What the exercise asks:
Look through the material below. Copy every line with the string "color" in it.

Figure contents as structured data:
--- Begin ---
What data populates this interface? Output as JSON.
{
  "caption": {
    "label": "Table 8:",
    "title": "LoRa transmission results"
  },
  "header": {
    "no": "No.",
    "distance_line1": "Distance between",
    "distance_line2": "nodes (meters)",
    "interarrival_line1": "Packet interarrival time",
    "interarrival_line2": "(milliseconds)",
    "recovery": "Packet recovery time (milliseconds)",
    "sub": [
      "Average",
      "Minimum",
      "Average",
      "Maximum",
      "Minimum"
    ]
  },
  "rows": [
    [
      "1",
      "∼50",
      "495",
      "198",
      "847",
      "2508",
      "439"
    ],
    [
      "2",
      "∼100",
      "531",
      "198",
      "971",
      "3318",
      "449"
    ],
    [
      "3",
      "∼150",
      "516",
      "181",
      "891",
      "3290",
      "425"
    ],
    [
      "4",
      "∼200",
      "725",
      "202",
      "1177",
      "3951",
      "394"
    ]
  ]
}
--- End ---
--- Begin ---
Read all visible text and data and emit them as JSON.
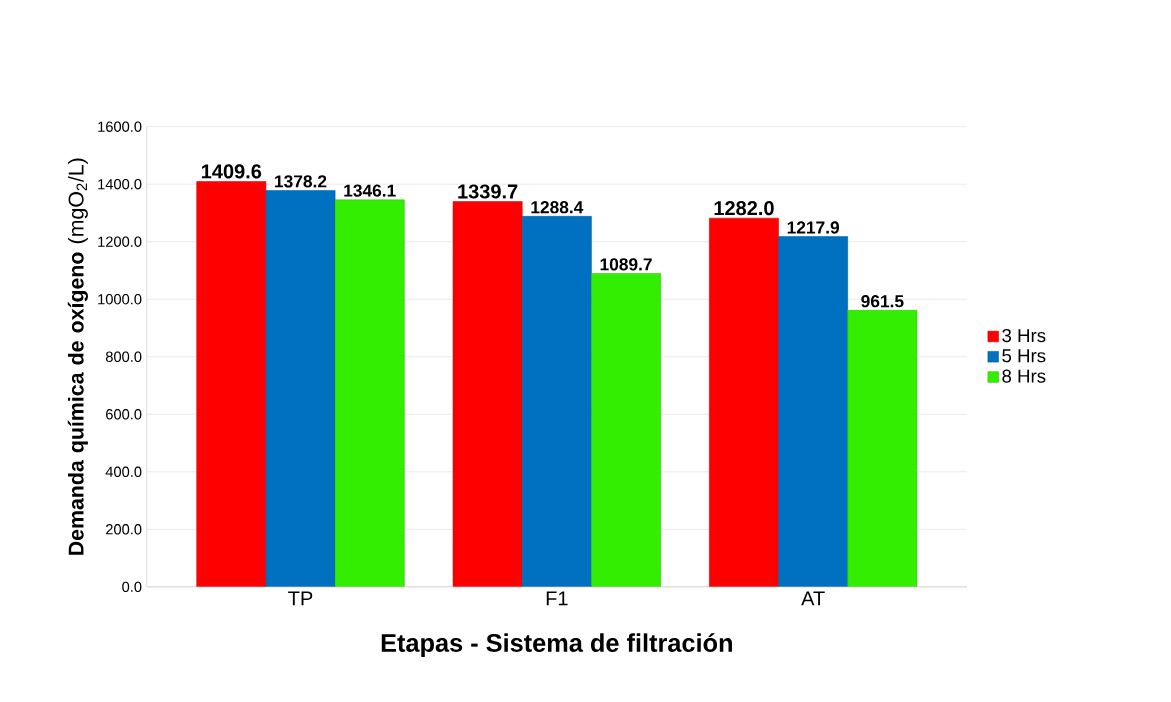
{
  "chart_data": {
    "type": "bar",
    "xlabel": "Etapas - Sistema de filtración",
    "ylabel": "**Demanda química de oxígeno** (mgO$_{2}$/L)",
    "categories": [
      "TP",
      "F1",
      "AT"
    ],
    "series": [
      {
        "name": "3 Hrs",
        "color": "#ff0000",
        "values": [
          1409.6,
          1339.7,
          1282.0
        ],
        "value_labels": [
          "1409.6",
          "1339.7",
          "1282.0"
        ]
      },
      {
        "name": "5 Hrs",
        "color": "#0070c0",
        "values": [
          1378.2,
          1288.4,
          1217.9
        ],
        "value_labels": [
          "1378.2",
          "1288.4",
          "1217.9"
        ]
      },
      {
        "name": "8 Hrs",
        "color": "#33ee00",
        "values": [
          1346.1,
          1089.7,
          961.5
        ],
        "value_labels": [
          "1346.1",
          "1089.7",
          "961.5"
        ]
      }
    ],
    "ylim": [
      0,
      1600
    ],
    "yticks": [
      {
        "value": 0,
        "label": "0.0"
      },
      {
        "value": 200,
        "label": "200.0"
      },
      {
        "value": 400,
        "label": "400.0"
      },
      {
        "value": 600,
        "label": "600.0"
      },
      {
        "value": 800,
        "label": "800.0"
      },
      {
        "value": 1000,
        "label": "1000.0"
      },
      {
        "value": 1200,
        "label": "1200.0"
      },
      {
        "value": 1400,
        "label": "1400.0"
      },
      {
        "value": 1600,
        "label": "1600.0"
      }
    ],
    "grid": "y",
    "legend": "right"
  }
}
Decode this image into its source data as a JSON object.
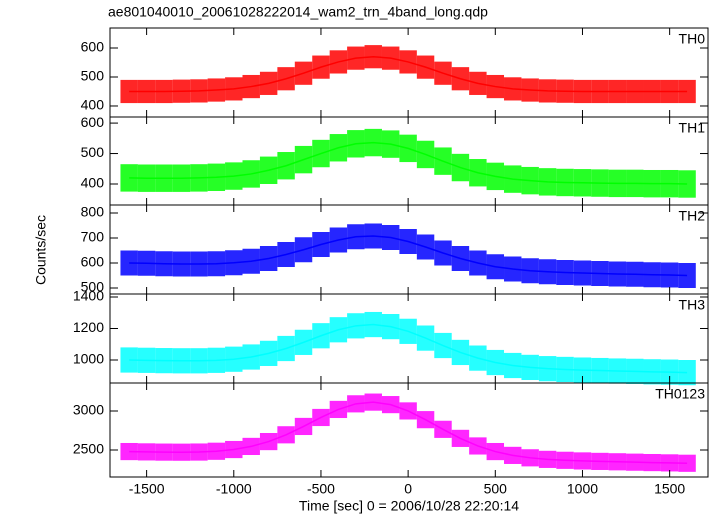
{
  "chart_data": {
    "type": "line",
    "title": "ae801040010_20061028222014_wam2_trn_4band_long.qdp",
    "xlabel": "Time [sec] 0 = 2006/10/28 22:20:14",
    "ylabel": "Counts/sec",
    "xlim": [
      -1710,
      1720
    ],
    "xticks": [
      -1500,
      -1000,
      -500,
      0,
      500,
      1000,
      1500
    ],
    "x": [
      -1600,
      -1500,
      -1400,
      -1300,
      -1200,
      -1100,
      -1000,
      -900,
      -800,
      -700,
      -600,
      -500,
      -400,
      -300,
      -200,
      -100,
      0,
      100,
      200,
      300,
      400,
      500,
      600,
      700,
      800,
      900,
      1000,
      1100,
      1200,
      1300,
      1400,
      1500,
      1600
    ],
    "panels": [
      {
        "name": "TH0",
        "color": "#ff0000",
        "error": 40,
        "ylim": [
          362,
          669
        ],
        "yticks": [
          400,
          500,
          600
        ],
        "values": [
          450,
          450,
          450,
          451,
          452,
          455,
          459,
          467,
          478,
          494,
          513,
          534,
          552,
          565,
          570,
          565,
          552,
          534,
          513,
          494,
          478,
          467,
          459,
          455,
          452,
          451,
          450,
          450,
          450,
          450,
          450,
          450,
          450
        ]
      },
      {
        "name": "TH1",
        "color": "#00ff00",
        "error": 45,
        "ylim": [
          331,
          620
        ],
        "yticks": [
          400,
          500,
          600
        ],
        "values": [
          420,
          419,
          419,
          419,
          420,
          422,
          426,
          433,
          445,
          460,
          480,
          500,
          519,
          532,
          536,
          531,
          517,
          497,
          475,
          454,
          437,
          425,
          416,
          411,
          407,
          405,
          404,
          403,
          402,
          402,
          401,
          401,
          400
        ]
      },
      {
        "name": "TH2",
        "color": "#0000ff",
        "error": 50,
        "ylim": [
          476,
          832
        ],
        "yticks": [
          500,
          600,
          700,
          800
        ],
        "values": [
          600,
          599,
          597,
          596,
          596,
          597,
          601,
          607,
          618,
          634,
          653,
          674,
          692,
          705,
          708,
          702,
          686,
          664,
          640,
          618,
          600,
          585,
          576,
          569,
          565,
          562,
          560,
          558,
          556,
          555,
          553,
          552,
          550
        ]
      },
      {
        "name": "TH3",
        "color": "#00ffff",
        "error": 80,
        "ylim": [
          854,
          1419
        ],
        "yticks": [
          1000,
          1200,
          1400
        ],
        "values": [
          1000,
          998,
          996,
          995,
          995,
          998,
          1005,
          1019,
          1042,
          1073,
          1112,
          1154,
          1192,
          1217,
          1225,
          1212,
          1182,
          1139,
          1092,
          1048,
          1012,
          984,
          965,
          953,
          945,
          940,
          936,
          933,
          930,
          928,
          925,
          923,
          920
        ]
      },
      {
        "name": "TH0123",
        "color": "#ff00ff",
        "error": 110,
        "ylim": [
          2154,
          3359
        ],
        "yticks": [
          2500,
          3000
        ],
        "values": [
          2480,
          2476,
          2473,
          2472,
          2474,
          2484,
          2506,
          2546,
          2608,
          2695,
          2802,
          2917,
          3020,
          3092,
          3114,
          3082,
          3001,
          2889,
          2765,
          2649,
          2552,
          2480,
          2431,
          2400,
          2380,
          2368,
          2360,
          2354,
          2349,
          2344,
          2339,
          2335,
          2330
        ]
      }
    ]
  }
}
--- End ---
--- Begin ---
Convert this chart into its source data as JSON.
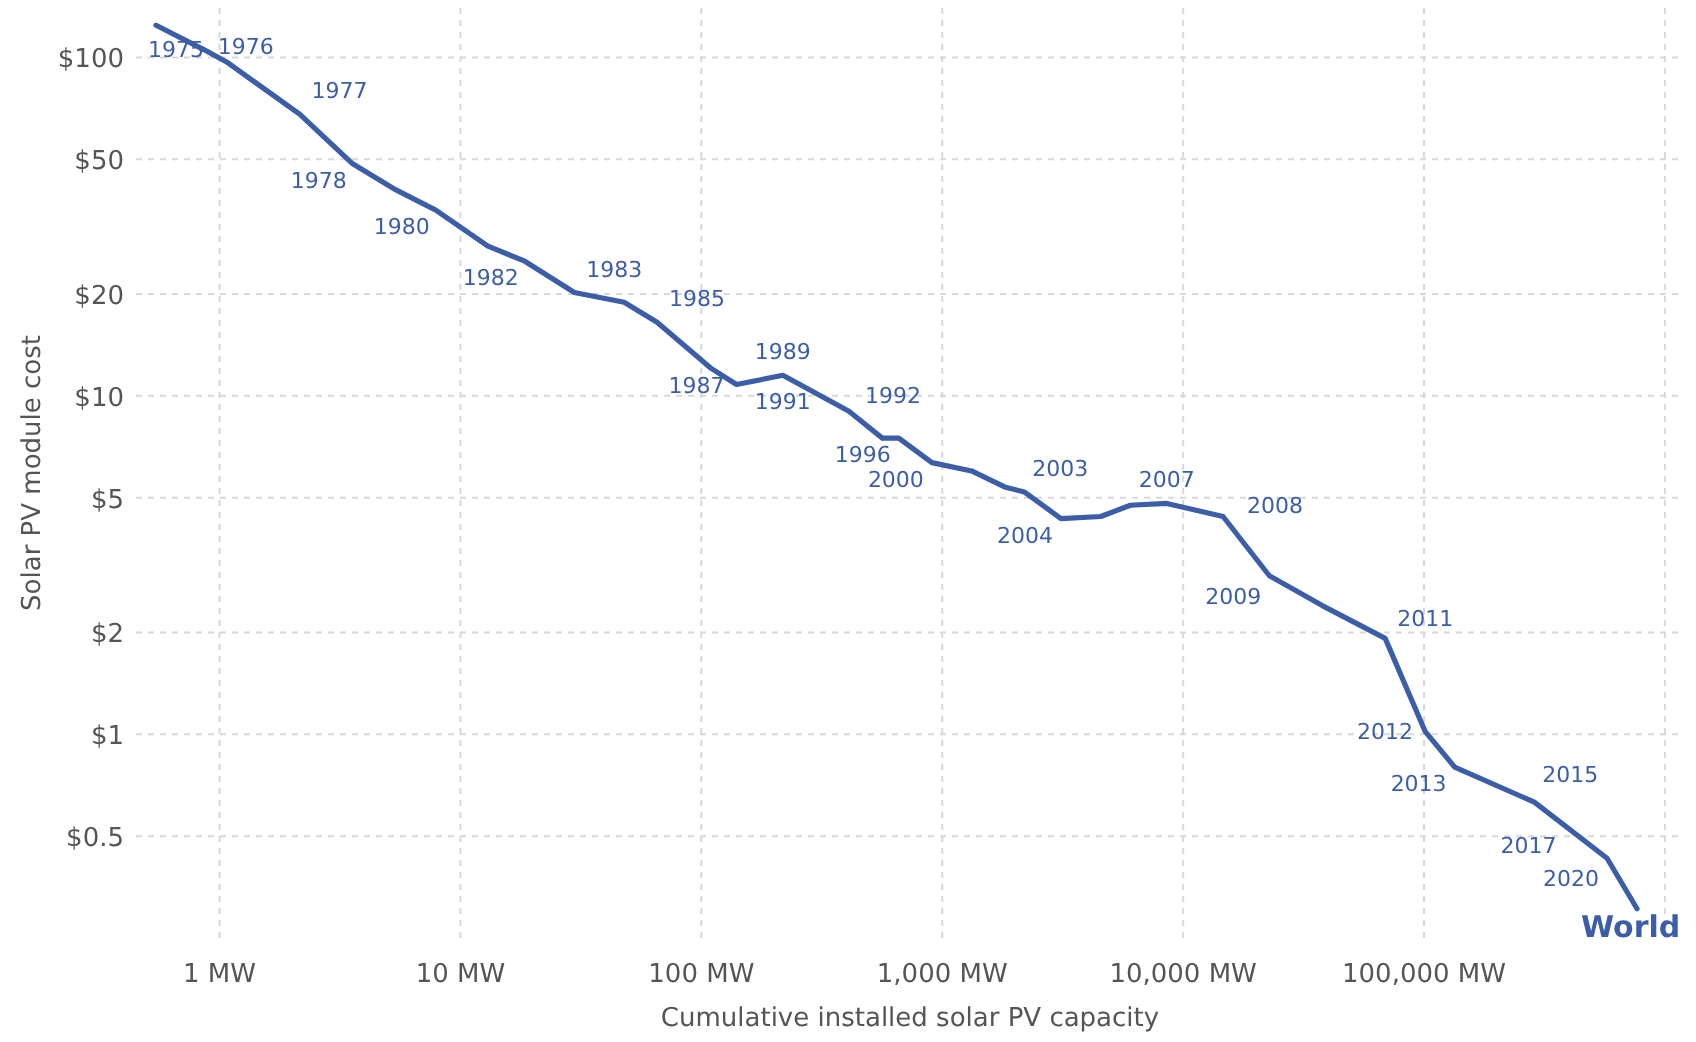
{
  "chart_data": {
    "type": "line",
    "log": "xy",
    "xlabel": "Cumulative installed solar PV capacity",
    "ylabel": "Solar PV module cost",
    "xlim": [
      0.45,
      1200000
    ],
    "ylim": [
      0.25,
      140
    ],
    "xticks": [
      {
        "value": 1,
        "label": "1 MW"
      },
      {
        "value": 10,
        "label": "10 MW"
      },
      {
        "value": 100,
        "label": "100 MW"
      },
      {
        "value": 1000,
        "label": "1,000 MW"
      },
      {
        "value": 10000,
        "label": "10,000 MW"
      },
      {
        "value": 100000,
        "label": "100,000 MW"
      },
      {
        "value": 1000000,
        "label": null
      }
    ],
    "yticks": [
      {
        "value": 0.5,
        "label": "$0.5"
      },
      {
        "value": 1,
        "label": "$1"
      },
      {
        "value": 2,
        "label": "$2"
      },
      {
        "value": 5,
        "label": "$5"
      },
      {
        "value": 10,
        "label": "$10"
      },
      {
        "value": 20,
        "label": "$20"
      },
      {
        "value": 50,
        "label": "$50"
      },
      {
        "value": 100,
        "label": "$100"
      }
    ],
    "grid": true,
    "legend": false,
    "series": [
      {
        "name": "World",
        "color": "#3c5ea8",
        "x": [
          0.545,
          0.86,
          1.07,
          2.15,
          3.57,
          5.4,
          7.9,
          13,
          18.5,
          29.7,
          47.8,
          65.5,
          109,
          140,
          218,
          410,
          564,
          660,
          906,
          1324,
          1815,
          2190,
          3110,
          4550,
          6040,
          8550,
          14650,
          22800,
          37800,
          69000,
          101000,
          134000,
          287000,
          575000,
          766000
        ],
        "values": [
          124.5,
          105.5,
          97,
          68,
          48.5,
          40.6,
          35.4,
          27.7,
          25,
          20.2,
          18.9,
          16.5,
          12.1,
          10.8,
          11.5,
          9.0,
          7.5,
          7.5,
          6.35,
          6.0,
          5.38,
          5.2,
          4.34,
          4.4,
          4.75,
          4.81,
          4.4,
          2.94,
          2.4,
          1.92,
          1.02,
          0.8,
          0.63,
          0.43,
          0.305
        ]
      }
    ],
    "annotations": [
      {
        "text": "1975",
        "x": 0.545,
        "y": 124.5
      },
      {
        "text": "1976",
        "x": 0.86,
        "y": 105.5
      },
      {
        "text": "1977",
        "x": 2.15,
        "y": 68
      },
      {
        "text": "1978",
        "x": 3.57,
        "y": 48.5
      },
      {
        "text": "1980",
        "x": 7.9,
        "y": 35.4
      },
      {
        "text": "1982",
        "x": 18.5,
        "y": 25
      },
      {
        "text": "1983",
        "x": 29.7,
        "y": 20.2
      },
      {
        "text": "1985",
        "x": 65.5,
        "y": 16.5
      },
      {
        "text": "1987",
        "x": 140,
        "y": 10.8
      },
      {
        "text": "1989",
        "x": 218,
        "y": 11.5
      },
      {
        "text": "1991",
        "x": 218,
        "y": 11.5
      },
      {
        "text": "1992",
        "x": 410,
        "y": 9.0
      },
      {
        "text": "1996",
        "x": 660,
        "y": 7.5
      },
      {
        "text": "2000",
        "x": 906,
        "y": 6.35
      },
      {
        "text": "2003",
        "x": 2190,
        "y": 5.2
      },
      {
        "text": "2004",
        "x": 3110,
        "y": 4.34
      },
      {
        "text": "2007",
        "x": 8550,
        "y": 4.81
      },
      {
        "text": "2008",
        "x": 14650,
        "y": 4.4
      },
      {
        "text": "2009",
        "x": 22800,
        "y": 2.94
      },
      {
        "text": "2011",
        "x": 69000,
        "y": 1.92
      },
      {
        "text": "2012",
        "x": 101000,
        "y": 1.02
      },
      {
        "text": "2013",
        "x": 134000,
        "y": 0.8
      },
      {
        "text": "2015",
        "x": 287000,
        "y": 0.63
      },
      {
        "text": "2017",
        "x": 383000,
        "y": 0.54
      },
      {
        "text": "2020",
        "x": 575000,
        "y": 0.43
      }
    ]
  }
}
--- End ---
Completed task:
        "color": "#ff0000",
        "color": "#0070c0",
        "color": "#33ee00",
        "color": "#ff0000",
        "color": "#00ff00",
        "color": "#0000ff",
        "color": "#00ffff",
        "color": "#ff00ff",
        "color": "#3c5ea8",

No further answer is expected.